Exercise task:
Scan the data below for the string "heading". Show every line where it turns up.

Stored entries:
==============================

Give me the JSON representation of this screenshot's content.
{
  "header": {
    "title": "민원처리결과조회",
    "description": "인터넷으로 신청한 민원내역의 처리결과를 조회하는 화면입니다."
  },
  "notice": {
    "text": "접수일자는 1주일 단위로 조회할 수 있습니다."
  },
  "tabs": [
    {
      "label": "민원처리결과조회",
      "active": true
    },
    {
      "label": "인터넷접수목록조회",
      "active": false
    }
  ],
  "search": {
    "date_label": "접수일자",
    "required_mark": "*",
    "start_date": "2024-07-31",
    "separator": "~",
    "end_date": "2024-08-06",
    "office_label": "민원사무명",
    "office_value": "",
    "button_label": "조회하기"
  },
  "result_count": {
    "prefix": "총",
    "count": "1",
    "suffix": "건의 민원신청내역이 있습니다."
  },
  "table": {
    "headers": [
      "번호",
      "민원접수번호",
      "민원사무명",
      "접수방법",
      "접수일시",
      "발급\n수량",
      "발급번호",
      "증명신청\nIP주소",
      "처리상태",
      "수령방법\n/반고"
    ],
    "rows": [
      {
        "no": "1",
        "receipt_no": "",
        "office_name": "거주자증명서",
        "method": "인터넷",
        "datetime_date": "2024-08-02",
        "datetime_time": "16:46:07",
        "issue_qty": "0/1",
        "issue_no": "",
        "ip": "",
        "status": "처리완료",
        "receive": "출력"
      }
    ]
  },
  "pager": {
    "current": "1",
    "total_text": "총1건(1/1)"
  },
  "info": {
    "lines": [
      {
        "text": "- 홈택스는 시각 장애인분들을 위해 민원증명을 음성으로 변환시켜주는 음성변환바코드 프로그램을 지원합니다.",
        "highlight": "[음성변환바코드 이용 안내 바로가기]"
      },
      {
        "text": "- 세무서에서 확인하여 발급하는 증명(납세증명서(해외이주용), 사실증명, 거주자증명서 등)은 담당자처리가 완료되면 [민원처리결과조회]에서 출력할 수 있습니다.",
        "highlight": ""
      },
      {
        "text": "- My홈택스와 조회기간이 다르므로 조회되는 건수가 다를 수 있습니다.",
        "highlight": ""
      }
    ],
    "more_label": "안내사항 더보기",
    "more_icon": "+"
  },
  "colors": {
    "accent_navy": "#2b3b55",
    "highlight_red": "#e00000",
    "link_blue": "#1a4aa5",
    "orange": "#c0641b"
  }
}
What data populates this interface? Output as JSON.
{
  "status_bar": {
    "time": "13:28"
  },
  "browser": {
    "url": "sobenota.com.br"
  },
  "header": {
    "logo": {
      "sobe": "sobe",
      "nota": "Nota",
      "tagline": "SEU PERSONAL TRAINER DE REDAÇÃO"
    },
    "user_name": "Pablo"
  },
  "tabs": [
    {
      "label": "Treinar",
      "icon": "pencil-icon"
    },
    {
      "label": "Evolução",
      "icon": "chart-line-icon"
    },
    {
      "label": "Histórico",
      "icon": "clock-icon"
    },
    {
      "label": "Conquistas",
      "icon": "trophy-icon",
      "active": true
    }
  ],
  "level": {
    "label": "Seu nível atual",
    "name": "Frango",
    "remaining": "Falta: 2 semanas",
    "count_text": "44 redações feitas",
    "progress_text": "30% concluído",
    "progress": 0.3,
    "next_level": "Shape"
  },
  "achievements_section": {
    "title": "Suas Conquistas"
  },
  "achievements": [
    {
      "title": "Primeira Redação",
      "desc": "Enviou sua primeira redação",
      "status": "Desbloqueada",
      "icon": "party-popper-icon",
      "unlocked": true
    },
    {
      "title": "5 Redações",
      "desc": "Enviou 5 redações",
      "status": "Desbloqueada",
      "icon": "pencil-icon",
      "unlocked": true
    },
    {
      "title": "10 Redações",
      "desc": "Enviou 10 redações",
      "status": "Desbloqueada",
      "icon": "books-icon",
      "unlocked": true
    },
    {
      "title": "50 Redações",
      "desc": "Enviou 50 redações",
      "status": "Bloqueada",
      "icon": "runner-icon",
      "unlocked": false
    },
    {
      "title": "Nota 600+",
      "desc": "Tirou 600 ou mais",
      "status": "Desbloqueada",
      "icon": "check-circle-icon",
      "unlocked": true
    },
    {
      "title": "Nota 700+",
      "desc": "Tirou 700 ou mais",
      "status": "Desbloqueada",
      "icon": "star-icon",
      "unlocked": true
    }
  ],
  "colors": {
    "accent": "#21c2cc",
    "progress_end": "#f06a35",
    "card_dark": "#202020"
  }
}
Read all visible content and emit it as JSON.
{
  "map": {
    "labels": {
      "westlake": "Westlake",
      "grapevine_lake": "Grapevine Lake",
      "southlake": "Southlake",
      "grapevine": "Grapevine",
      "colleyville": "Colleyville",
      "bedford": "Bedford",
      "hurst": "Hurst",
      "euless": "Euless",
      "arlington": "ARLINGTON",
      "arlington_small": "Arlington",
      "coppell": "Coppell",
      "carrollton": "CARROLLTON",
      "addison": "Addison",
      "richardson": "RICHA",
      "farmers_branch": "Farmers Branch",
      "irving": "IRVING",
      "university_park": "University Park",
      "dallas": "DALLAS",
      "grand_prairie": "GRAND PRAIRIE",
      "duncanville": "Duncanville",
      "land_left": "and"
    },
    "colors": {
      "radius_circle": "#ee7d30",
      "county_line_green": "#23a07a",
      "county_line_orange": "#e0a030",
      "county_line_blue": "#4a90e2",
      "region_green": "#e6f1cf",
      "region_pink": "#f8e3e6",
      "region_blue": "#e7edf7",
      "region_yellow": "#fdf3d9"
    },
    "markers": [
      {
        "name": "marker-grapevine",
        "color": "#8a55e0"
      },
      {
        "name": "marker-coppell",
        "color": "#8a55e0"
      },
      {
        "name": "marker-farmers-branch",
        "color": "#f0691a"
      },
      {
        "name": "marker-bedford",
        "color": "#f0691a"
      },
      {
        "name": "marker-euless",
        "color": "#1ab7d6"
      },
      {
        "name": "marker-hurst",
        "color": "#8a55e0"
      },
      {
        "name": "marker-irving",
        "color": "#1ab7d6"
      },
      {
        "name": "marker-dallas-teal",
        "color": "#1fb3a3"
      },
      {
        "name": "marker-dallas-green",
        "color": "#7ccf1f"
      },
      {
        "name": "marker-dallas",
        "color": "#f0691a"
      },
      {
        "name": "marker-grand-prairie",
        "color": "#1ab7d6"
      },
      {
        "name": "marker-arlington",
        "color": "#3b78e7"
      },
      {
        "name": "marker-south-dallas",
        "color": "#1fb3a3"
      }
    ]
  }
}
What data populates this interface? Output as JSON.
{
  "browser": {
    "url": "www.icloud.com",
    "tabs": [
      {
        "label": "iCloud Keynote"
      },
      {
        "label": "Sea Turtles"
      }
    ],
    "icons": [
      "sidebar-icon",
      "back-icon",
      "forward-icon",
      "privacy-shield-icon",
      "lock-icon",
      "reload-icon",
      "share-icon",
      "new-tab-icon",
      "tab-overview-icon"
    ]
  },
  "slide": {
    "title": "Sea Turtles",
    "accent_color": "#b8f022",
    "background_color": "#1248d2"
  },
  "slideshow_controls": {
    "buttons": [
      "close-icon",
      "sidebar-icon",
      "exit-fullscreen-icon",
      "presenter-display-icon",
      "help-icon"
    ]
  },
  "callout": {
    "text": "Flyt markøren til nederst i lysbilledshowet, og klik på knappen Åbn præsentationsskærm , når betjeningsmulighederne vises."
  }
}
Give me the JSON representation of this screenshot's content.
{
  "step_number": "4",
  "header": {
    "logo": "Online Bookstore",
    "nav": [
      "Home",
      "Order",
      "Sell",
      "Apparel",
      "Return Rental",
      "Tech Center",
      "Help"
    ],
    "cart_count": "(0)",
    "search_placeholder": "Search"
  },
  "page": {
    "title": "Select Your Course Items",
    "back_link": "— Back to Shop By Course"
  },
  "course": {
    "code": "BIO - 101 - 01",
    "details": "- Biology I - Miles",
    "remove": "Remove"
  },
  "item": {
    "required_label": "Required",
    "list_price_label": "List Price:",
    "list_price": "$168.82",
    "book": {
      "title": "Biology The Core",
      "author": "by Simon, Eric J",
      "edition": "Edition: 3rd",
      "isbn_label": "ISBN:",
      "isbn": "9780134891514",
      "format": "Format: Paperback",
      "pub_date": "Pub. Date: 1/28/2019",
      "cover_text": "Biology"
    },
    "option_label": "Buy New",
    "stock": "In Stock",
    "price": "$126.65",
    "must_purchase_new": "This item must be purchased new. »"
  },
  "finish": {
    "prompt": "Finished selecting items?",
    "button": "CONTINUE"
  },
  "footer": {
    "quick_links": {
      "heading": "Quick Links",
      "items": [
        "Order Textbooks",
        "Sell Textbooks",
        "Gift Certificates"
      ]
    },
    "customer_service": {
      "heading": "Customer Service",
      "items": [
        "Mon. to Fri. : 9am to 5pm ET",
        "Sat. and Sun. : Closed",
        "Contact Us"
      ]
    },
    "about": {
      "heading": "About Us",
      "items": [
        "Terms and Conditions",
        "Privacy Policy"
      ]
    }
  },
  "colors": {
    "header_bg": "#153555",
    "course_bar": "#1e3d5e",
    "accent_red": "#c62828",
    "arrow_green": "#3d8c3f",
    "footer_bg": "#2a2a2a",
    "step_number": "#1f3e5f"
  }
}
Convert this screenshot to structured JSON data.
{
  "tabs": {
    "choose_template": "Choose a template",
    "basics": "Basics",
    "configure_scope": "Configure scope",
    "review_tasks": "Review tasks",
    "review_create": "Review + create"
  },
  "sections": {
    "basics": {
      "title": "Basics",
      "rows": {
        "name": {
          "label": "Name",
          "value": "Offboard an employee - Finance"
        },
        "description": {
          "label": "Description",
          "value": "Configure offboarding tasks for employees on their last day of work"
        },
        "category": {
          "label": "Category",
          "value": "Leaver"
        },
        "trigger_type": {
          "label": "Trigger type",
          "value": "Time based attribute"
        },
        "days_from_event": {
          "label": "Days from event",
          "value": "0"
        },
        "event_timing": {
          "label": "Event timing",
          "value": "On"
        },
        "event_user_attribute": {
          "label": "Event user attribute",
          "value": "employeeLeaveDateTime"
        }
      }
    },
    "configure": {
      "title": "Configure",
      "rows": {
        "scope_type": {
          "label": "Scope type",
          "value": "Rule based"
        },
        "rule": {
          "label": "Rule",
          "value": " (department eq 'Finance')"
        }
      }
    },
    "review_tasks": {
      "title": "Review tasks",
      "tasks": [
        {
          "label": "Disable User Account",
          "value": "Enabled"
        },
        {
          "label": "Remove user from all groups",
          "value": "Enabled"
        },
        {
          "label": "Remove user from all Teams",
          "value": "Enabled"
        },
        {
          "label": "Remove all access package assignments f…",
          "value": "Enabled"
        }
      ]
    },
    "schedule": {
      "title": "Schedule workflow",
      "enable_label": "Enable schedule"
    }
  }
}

==============================

Response to the exercise:
      "heading": "Quick Links",
      "heading": "Customer Service",
      "heading": "About Us",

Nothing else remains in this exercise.